**Exercise aim:**
Scan the records for the word "美联储利率上限变化图". Copy each line that includes it.

**Records for processing:**
====================

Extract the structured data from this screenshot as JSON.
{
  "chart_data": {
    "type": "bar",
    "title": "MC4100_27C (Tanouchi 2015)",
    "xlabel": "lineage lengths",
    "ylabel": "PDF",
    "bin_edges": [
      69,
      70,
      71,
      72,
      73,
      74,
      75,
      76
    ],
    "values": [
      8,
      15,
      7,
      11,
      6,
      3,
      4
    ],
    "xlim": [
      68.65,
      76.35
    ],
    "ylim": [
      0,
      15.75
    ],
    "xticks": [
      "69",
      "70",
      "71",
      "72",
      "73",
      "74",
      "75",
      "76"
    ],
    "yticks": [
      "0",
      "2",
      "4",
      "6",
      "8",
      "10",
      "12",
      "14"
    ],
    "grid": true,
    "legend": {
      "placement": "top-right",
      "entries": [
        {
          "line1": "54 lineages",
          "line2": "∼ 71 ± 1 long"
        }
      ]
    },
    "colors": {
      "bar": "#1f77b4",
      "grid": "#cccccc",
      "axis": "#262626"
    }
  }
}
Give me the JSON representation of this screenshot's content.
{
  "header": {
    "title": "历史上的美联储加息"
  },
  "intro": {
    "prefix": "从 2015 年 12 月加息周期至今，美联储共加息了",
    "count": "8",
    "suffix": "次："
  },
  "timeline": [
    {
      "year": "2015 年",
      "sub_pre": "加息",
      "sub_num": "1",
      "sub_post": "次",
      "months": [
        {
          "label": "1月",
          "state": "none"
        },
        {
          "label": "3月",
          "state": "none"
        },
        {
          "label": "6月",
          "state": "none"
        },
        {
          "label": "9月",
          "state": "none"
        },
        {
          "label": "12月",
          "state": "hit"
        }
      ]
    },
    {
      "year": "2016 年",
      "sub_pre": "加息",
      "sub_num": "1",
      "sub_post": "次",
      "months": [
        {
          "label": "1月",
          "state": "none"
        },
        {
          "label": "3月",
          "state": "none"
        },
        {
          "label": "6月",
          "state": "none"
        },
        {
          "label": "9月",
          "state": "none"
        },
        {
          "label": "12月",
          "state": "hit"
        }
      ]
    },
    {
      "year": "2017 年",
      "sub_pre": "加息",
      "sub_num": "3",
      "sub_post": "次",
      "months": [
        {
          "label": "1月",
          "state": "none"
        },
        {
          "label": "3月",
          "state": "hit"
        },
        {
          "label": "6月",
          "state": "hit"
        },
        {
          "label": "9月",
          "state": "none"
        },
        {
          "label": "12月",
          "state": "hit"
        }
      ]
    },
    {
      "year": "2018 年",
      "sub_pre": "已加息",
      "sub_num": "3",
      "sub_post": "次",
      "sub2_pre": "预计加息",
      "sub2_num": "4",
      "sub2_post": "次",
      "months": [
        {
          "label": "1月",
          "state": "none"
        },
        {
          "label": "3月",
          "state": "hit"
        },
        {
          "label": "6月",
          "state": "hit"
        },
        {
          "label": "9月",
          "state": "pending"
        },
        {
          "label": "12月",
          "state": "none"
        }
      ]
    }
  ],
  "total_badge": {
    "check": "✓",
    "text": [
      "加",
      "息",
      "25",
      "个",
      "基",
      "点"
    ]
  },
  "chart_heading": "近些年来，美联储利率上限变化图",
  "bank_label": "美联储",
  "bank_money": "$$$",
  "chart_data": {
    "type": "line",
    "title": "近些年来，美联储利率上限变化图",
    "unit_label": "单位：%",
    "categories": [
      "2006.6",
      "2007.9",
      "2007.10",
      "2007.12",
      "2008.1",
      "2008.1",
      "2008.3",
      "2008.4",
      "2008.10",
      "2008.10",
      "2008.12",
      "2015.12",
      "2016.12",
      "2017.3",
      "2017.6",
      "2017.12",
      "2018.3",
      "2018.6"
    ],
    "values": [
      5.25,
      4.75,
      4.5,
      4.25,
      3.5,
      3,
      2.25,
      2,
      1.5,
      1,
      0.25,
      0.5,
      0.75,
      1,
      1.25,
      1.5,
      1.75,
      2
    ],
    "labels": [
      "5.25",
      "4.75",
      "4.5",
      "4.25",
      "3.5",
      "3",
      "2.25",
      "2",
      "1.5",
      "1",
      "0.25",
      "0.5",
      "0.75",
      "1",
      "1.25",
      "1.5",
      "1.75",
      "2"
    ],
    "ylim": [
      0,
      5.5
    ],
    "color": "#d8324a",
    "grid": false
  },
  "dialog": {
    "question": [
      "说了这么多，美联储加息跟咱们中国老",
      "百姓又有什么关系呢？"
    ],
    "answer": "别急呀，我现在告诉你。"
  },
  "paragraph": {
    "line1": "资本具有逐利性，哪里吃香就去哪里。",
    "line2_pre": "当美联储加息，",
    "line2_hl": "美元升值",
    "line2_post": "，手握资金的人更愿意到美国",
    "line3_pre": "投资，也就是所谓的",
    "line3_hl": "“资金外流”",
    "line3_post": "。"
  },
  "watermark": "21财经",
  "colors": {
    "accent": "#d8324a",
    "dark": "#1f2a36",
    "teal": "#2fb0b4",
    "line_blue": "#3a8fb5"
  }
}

====================

**Exercise output:**
  "chart_heading": "近些年来，美联储利率上限变化图",
    "title": "近些年来，美联储利率上限变化图",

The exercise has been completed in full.